--- start GIVEN ENTRIES ---

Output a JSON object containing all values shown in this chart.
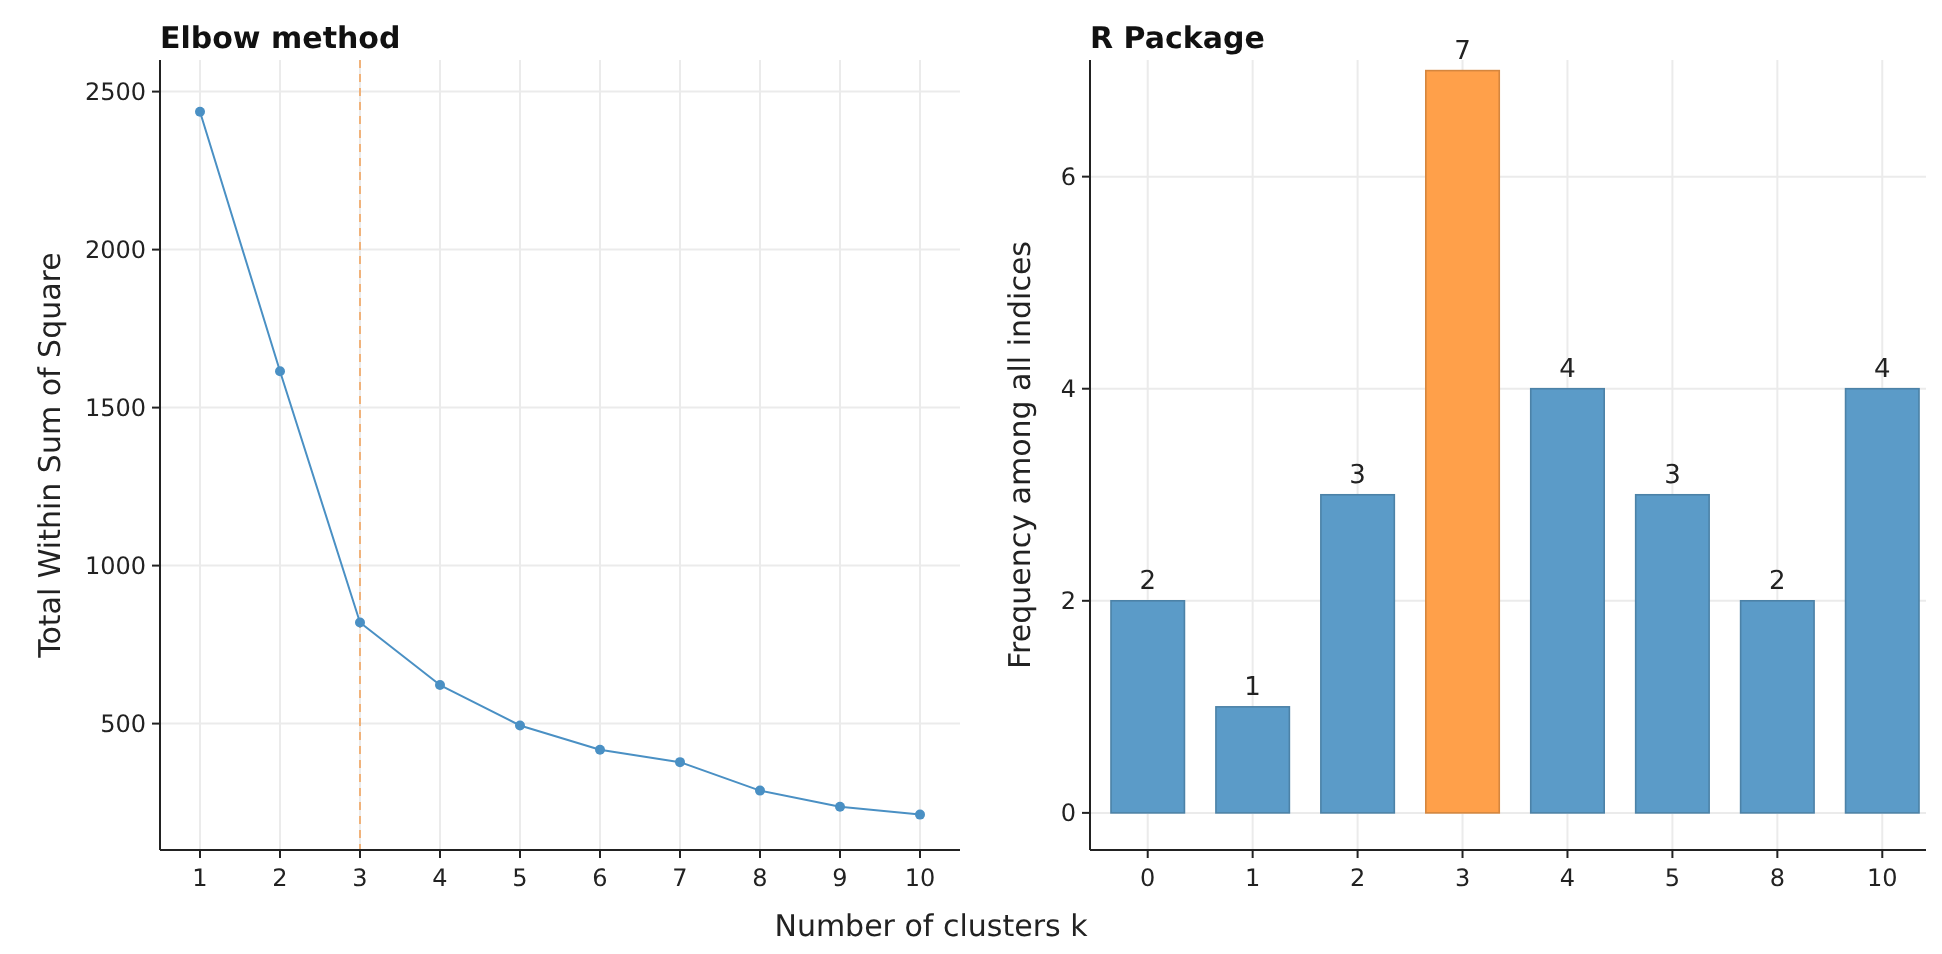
{
  "chart_data": [
    {
      "type": "line",
      "title": "Elbow method",
      "xlabel": "Number of clusters k",
      "ylabel": "Total Within Sum of Square",
      "x": [
        1,
        2,
        3,
        4,
        5,
        6,
        7,
        8,
        9,
        10
      ],
      "series": [
        {
          "color": "#4a90c4",
          "values": [
            2436,
            1615,
            820,
            622,
            494,
            417,
            378,
            288,
            237,
            212
          ]
        }
      ],
      "xlim": [
        0.5,
        10.5
      ],
      "xticks": [
        1,
        2,
        3,
        4,
        5,
        6,
        7,
        8,
        9,
        10
      ],
      "ylim": [
        100,
        2600
      ],
      "yticks": [
        500,
        1000,
        1500,
        2000,
        2500
      ],
      "grid": true,
      "marker": "circle",
      "line_style": "solid",
      "ref_lines": [
        {
          "axis": "x",
          "value": 3,
          "color": "#f0b27a",
          "line_style": "dashed"
        }
      ]
    },
    {
      "type": "bar",
      "title": "R Package",
      "ylabel": "Frequency among all indices",
      "categories": [
        "0",
        "1",
        "2",
        "3",
        "4",
        "5",
        "8",
        "10"
      ],
      "values": [
        2,
        1,
        3,
        7,
        4,
        3,
        2,
        4
      ],
      "colors": [
        "#5b9bc8",
        "#5b9bc8",
        "#5b9bc8",
        "#ffa04a",
        "#5b9bc8",
        "#5b9bc8",
        "#5b9bc8",
        "#5b9bc8"
      ],
      "ylim": [
        -0.35,
        7.1
      ],
      "yticks": [
        0,
        2,
        4,
        6
      ],
      "grid": true,
      "data_labels": true
    }
  ]
}
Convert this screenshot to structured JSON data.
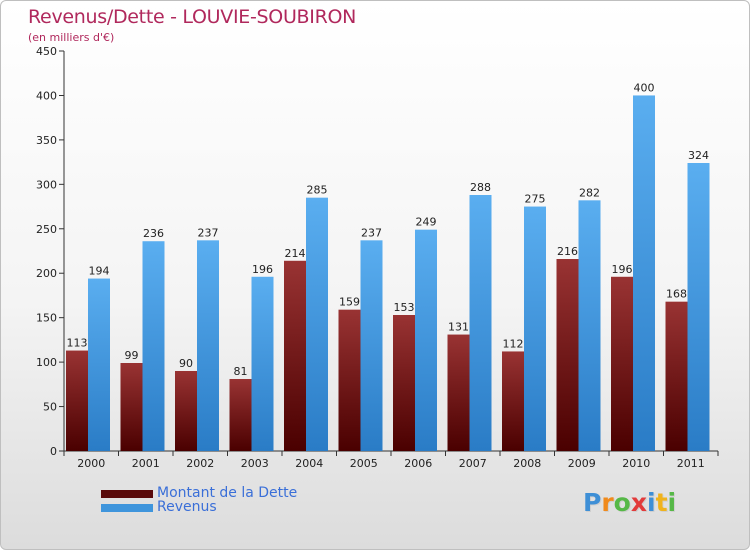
{
  "chart_data": {
    "type": "bar",
    "title": "Revenus/Dette - LOUVIE-SOUBIRON",
    "subtitle": "(en milliers d'€)",
    "xlabel": "",
    "ylabel": "",
    "categories": [
      "2000",
      "2001",
      "2002",
      "2003",
      "2004",
      "2005",
      "2006",
      "2007",
      "2008",
      "2009",
      "2010",
      "2011"
    ],
    "series": [
      {
        "name": "Montant de la Dette",
        "color": "#8b1a1a",
        "values": [
          113,
          99,
          90,
          81,
          214,
          159,
          153,
          131,
          112,
          216,
          196,
          168
        ]
      },
      {
        "name": "Revenus",
        "color": "#4aa2e6",
        "values": [
          194,
          236,
          237,
          196,
          285,
          237,
          249,
          288,
          275,
          282,
          400,
          324
        ]
      }
    ],
    "ylim": [
      0,
      450
    ],
    "yticks": [
      0,
      50,
      100,
      150,
      200,
      250,
      300,
      350,
      400,
      450
    ],
    "grid": false,
    "legend_position": "bottom-left"
  },
  "branding": {
    "logo_text": "Proxiti",
    "logo_letters": [
      {
        "ch": "P",
        "color": "#3e8fd6"
      },
      {
        "ch": "r",
        "color": "#f08a1c"
      },
      {
        "ch": "o",
        "color": "#56b847"
      },
      {
        "ch": "x",
        "color": "#e23b3b"
      },
      {
        "ch": "i",
        "color": "#3e8fd6"
      },
      {
        "ch": "t",
        "color": "#f0b31c"
      },
      {
        "ch": "i",
        "color": "#56b847"
      }
    ]
  }
}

--- end GIVEN ENTRIES ---

* DO THIS
Each entry shown above must be quoted exactly, with its pictures left out.

* THE SOLUTION
Output a JSON object containing all values shown in this chart.
{
  "chart_data": [
    {
      "type": "line",
      "title": "Elbow method",
      "xlabel": "Number of clusters k",
      "ylabel": "Total Within Sum of Square",
      "x": [
        1,
        2,
        3,
        4,
        5,
        6,
        7,
        8,
        9,
        10
      ],
      "series": [
        {
          "color": "#4a90c4",
          "values": [
            2436,
            1615,
            820,
            622,
            494,
            417,
            378,
            288,
            237,
            212
          ]
        }
      ],
      "xlim": [
        0.5,
        10.5
      ],
      "xticks": [
        1,
        2,
        3,
        4,
        5,
        6,
        7,
        8,
        9,
        10
      ],
      "ylim": [
        100,
        2600
      ],
      "yticks": [
        500,
        1000,
        1500,
        2000,
        2500
      ],
      "grid": true,
      "marker": "circle",
      "line_style": "solid",
      "ref_lines": [
        {
          "axis": "x",
          "value": 3,
          "color": "#f0b27a",
          "line_style": "dashed"
        }
      ]
    },
    {
      "type": "bar",
      "title": "R Package",
      "ylabel": "Frequency among all indices",
      "categories": [
        "0",
        "1",
        "2",
        "3",
        "4",
        "5",
        "8",
        "10"
      ],
      "values": [
        2,
        1,
        3,
        7,
        4,
        3,
        2,
        4
      ],
      "colors": [
        "#5b9bc8",
        "#5b9bc8",
        "#5b9bc8",
        "#ffa04a",
        "#5b9bc8",
        "#5b9bc8",
        "#5b9bc8",
        "#5b9bc8"
      ],
      "ylim": [
        -0.35,
        7.1
      ],
      "yticks": [
        0,
        2,
        4,
        6
      ],
      "grid": true,
      "data_labels": true
    }
  ]
}
Convert this screenshot to structured JSON data.
{
  "chart_data": {
    "type": "bar",
    "title": "Revenus/Dette - LOUVIE-SOUBIRON",
    "subtitle": "(en milliers d'€)",
    "xlabel": "",
    "ylabel": "",
    "categories": [
      "2000",
      "2001",
      "2002",
      "2003",
      "2004",
      "2005",
      "2006",
      "2007",
      "2008",
      "2009",
      "2010",
      "2011"
    ],
    "series": [
      {
        "name": "Montant de la Dette",
        "color": "#8b1a1a",
        "values": [
          113,
          99,
          90,
          81,
          214,
          159,
          153,
          131,
          112,
          216,
          196,
          168
        ]
      },
      {
        "name": "Revenus",
        "color": "#4aa2e6",
        "values": [
          194,
          236,
          237,
          196,
          285,
          237,
          249,
          288,
          275,
          282,
          400,
          324
        ]
      }
    ],
    "ylim": [
      0,
      450
    ],
    "yticks": [
      0,
      50,
      100,
      150,
      200,
      250,
      300,
      350,
      400,
      450
    ],
    "grid": false,
    "legend_position": "bottom-left"
  },
  "branding": {
    "logo_text": "Proxiti",
    "logo_letters": [
      {
        "ch": "P",
        "color": "#3e8fd6"
      },
      {
        "ch": "r",
        "color": "#f08a1c"
      },
      {
        "ch": "o",
        "color": "#56b847"
      },
      {
        "ch": "x",
        "color": "#e23b3b"
      },
      {
        "ch": "i",
        "color": "#3e8fd6"
      },
      {
        "ch": "t",
        "color": "#f0b31c"
      },
      {
        "ch": "i",
        "color": "#56b847"
      }
    ]
  }
}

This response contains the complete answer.